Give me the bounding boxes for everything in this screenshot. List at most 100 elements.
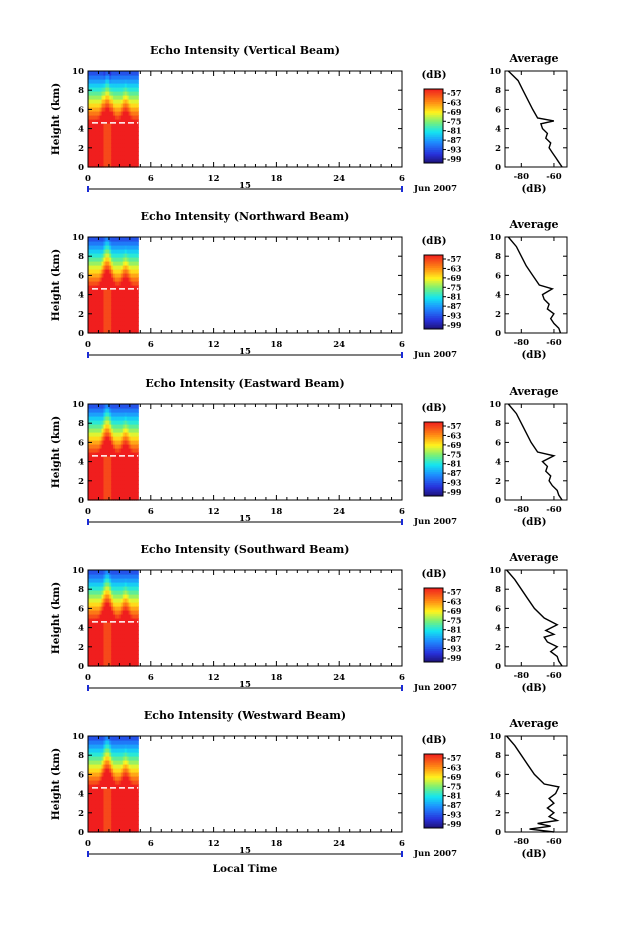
heatmap-cell	[109, 804, 112, 809]
heatmap-cell	[93, 788, 97, 793]
heatmap-cell	[99, 634, 103, 639]
heatmap-cell	[109, 285, 112, 290]
heatmap-cell	[128, 658, 132, 663]
heatmap-cell	[120, 804, 124, 809]
average-x-tick-label: -60	[546, 837, 561, 847]
heatmap-cell	[105, 760, 108, 765]
date-marker: 15	[239, 514, 251, 524]
heatmap-cell	[115, 139, 118, 144]
heatmap-cell	[99, 79, 103, 84]
heatmap-cell	[95, 448, 99, 453]
heatmap-cell	[124, 650, 128, 655]
heatmap-cell	[113, 784, 116, 789]
heatmap-cell	[132, 408, 135, 413]
heatmap-cell	[134, 488, 137, 493]
heatmap-cell	[107, 448, 110, 453]
heatmap-cell	[136, 630, 139, 635]
heatmap-cell	[99, 824, 103, 829]
heatmap-cell	[88, 812, 91, 817]
colorbar-segment	[424, 630, 443, 633]
heatmap-cell	[89, 317, 93, 322]
heatmap-cell	[107, 606, 110, 611]
heatmap-cell	[107, 245, 110, 250]
heatmap-cell	[103, 586, 106, 591]
heatmap-cell	[120, 325, 124, 330]
heatmap-cell	[134, 630, 137, 635]
heatmap-cell	[107, 764, 110, 769]
heatmap-cell	[115, 622, 118, 627]
heatmap-cell	[122, 784, 126, 789]
heatmap-cell	[93, 614, 97, 619]
heatmap-cell	[88, 257, 91, 262]
heatmap-cell	[95, 820, 99, 825]
heatmap-cell	[99, 143, 103, 148]
heatmap-cell	[105, 107, 108, 112]
heatmap-cell	[120, 139, 124, 144]
heatmap-cell	[113, 578, 116, 583]
heatmap-cell	[107, 408, 110, 413]
heatmap-cell	[115, 634, 118, 639]
heatmap-cell	[126, 642, 130, 647]
heatmap-cell	[122, 147, 126, 152]
heatmap-cell	[88, 281, 91, 286]
heatmap-cell	[122, 606, 126, 611]
heatmap-cell	[116, 788, 120, 793]
heatmap-cell	[107, 788, 110, 793]
heatmap-cell	[88, 237, 91, 242]
heatmap-cell	[101, 155, 105, 160]
heatmap-cell	[93, 115, 97, 120]
heatmap-cell	[93, 590, 97, 595]
heatmap-cell	[88, 492, 91, 497]
heatmap-cell	[118, 163, 122, 168]
heatmap-cell	[97, 456, 101, 461]
heatmap-cell	[89, 139, 93, 144]
colorbar-segment	[424, 639, 443, 643]
heatmap-cell	[89, 460, 93, 465]
heatmap-cell	[105, 476, 108, 481]
heatmap-cell	[103, 87, 106, 92]
average-y-tick-label: 4	[495, 125, 501, 135]
y-tick-label: 2	[78, 310, 84, 320]
heatmap-cell	[132, 79, 135, 84]
colorbar-segment	[424, 464, 443, 467]
heatmap-cell	[126, 297, 130, 302]
average-x-tick-label: -80	[514, 837, 529, 847]
heatmap-cell	[134, 480, 137, 485]
heatmap-cell	[99, 492, 103, 497]
heatmap-cell	[105, 127, 108, 132]
heatmap-cell	[126, 245, 130, 250]
heatmap-cell	[118, 650, 122, 655]
heatmap-cell	[134, 816, 137, 821]
heatmap-cell	[134, 820, 137, 825]
heatmap-cell	[111, 590, 114, 595]
heatmap-cell	[107, 305, 110, 310]
colorbar-segment	[424, 425, 443, 429]
heatmap-cell	[109, 488, 112, 493]
heatmap-cell	[136, 420, 139, 425]
heatmap-cell	[89, 658, 93, 663]
average-y-tick-label: 2	[495, 643, 501, 653]
heatmap-cell	[126, 139, 130, 144]
heatmap-cell	[118, 662, 122, 667]
heatmap-cell	[91, 261, 95, 266]
heatmap-cell	[93, 444, 97, 449]
heatmap-cell	[99, 309, 103, 314]
heatmap-cell	[109, 630, 112, 635]
heatmap-cell	[134, 452, 137, 457]
heatmap-cell	[101, 424, 105, 429]
heatmap-cell	[89, 796, 93, 801]
heatmap-cell	[120, 428, 124, 433]
heatmap-cell	[132, 614, 135, 619]
heatmap-cell	[136, 614, 139, 619]
heatmap-cell	[136, 642, 139, 647]
heatmap-cell	[107, 440, 110, 445]
heatmap-cell	[124, 297, 128, 302]
heatmap-cell	[113, 618, 116, 623]
heatmap-cell	[107, 87, 110, 92]
heatmap-cell	[101, 602, 105, 607]
heatmap-cell	[109, 237, 112, 242]
heatmap-cell	[99, 321, 103, 326]
heatmap-cell	[126, 151, 130, 156]
heatmap-cell	[93, 642, 97, 647]
heatmap-cell	[113, 329, 116, 334]
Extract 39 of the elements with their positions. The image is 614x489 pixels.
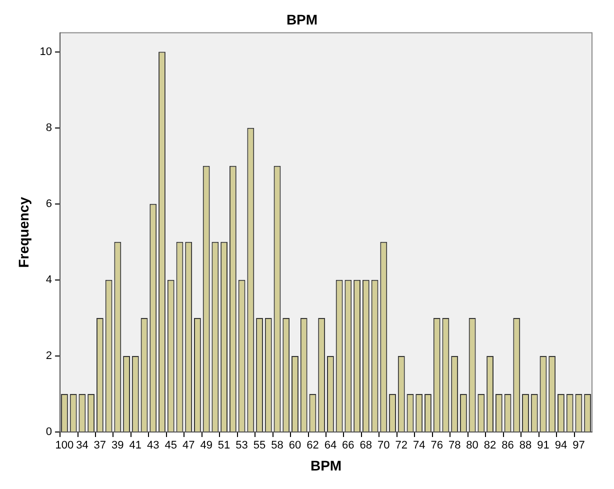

TASK TO CARRY OUT
Put every line of the rows above into a Markdown table with the columns "No." and "Entry", numbering the lines in order and skipping any blank ones. Leave out the pictures.

FINISHED ANSWER
| No. | Entry |
|---|---|
| 1 | Give me the bounding boxes for everything in this screenshot. List at most 100 elements. |
| 2 | heatmap-cell	[109, 804, 112, 809] |
| 3 | heatmap-cell	[93, 788, 97, 793] |
| 4 | heatmap-cell	[99, 634, 103, 639] |
| 5 | heatmap-cell	[109, 285, 112, 290] |
| 6 | heatmap-cell	[128, 658, 132, 663] |
| 7 | heatmap-cell	[120, 804, 124, 809] |
| 8 | average-x-tick-label: -60	[546, 837, 561, 847] |
| 9 | heatmap-cell	[105, 760, 108, 765] |
| 10 | date-marker: 15	[239, 514, 251, 524] |
| 11 | heatmap-cell	[115, 139, 118, 144] |
| 12 | heatmap-cell	[99, 79, 103, 84] |
| 13 | heatmap-cell	[95, 448, 99, 453] |
| 14 | heatmap-cell	[124, 650, 128, 655] |
| 15 | heatmap-cell	[113, 784, 116, 789] |
| 16 | heatmap-cell	[132, 408, 135, 413] |
| 17 | heatmap-cell	[134, 488, 137, 493] |
| 18 | heatmap-cell	[107, 448, 110, 453] |
| 19 | heatmap-cell	[136, 630, 139, 635] |
| 20 | heatmap-cell	[99, 824, 103, 829] |
| 21 | heatmap-cell	[88, 812, 91, 817] |
| 22 | colorbar-segment	[424, 630, 443, 633] |
| 23 | heatmap-cell	[89, 317, 93, 322] |
| 24 | heatmap-cell	[107, 606, 110, 611] |
| 25 | heatmap-cell	[107, 245, 110, 250] |
| 26 | heatmap-cell	[103, 586, 106, 591] |
| 27 | heatmap-cell	[120, 325, 124, 330] |
| 28 | heatmap-cell	[134, 630, 137, 635] |
| 29 | heatmap-cell	[107, 764, 110, 769] |
| 30 | heatmap-cell	[115, 622, 118, 627] |
| 31 | heatmap-cell	[122, 784, 126, 789] |
| 32 | heatmap-cell	[93, 614, 97, 619] |
| 33 | heatmap-cell	[88, 257, 91, 262] |
| 34 | heatmap-cell	[95, 820, 99, 825] |
| 35 | heatmap-cell	[99, 143, 103, 148] |
| 36 | heatmap-cell	[105, 107, 108, 112] |
| 37 | heatmap-cell	[120, 139, 124, 144] |
| 38 | heatmap-cell	[113, 578, 116, 583] |
| 39 | heatmap-cell	[107, 408, 110, 413] |
| 40 | heatmap-cell	[115, 634, 118, 639] |
| 41 | heatmap-cell	[126, 642, 130, 647] |
| 42 | heatmap-cell	[122, 147, 126, 152] |
| 43 | heatmap-cell	[88, 281, 91, 286] |
| 44 | heatmap-cell	[122, 606, 126, 611] |
| 45 | heatmap-cell	[116, 788, 120, 793] |
| 46 | heatmap-cell	[107, 788, 110, 793] |
| 47 | heatmap-cell	[88, 237, 91, 242] |
| 48 | heatmap-cell	[101, 155, 105, 160] |
| 49 | heatmap-cell	[93, 115, 97, 120] |
| 50 | heatmap-cell	[93, 590, 97, 595] |
| 51 | heatmap-cell	[88, 492, 91, 497] |
| 52 | heatmap-cell	[118, 163, 122, 168] |
| 53 | heatmap-cell	[97, 456, 101, 461] |
| 54 | heatmap-cell	[89, 139, 93, 144] |
| 55 | colorbar-segment	[424, 639, 443, 643] |
| 56 | heatmap-cell	[89, 460, 93, 465] |
| 57 | heatmap-cell	[105, 476, 108, 481] |
| 58 | heatmap-cell	[103, 87, 106, 92] |
| 59 | average-y-tick-label: 4	[495, 125, 501, 135] |
| 60 | y-tick-label: 2	[78, 310, 84, 320] |
| 61 | heatmap-cell	[132, 79, 135, 84] |
| 62 | colorbar-segment	[424, 464, 443, 467] |
| 63 | heatmap-cell	[126, 297, 130, 302] |
| 64 | average-x-tick-label: -80	[514, 837, 529, 847] |
| 65 | heatmap-cell	[134, 480, 137, 485] |
| 66 | heatmap-cell	[99, 492, 103, 497] |
| 67 | heatmap-cell	[105, 127, 108, 132] |
| 68 | heatmap-cell	[126, 245, 130, 250] |
| 69 | heatmap-cell	[118, 650, 122, 655] |
| 70 | heatmap-cell	[134, 816, 137, 821] |
| 71 | heatmap-cell	[134, 820, 137, 825] |
| 72 | heatmap-cell	[111, 590, 114, 595] |
| 73 | heatmap-cell	[107, 305, 110, 310] |
| 74 | colorbar-segment	[424, 425, 443, 429] |
| 75 | heatmap-cell	[109, 488, 112, 493] |
| 76 | heatmap-cell	[136, 420, 139, 425] |
| 77 | heatmap-cell	[89, 658, 93, 663] |
| 78 | average-y-tick-label: 2	[495, 643, 501, 653] |
| 79 | heatmap-cell	[126, 139, 130, 144] |
| 80 | heatmap-cell	[118, 662, 122, 667] |
| 81 | heatmap-cell	[91, 261, 95, 266] |
| 82 | heatmap-cell	[93, 444, 97, 449] |
| 83 | heatmap-cell	[99, 309, 103, 314] |
| 84 | heatmap-cell	[109, 630, 112, 635] |
| 85 | heatmap-cell	[134, 452, 137, 457] |
| 86 | heatmap-cell	[101, 424, 105, 429] |
| 87 | heatmap-cell	[89, 796, 93, 801] |
| 88 | heatmap-cell	[120, 428, 124, 433] |
| 89 | heatmap-cell	[132, 614, 135, 619] |
| 90 | heatmap-cell	[136, 614, 139, 619] |
| 91 | heatmap-cell	[136, 642, 139, 647] |
| 92 | heatmap-cell	[107, 440, 110, 445] |
| 93 | heatmap-cell	[124, 297, 128, 302] |
| 94 | heatmap-cell	[113, 618, 116, 623] |
| 95 | heatmap-cell	[107, 87, 110, 92] |
| 96 | heatmap-cell	[101, 602, 105, 607] |
| 97 | heatmap-cell	[109, 237, 112, 242] |
| 98 | heatmap-cell	[99, 321, 103, 326] |
| 99 | heatmap-cell	[126, 151, 130, 156] |
| 100 | heatmap-cell	[93, 642, 97, 647] |
| 101 | heatmap-cell	[113, 329, 116, 334] |
| 102 | Extract 39 of the elements with their positions. The image is 614x489 pixels. |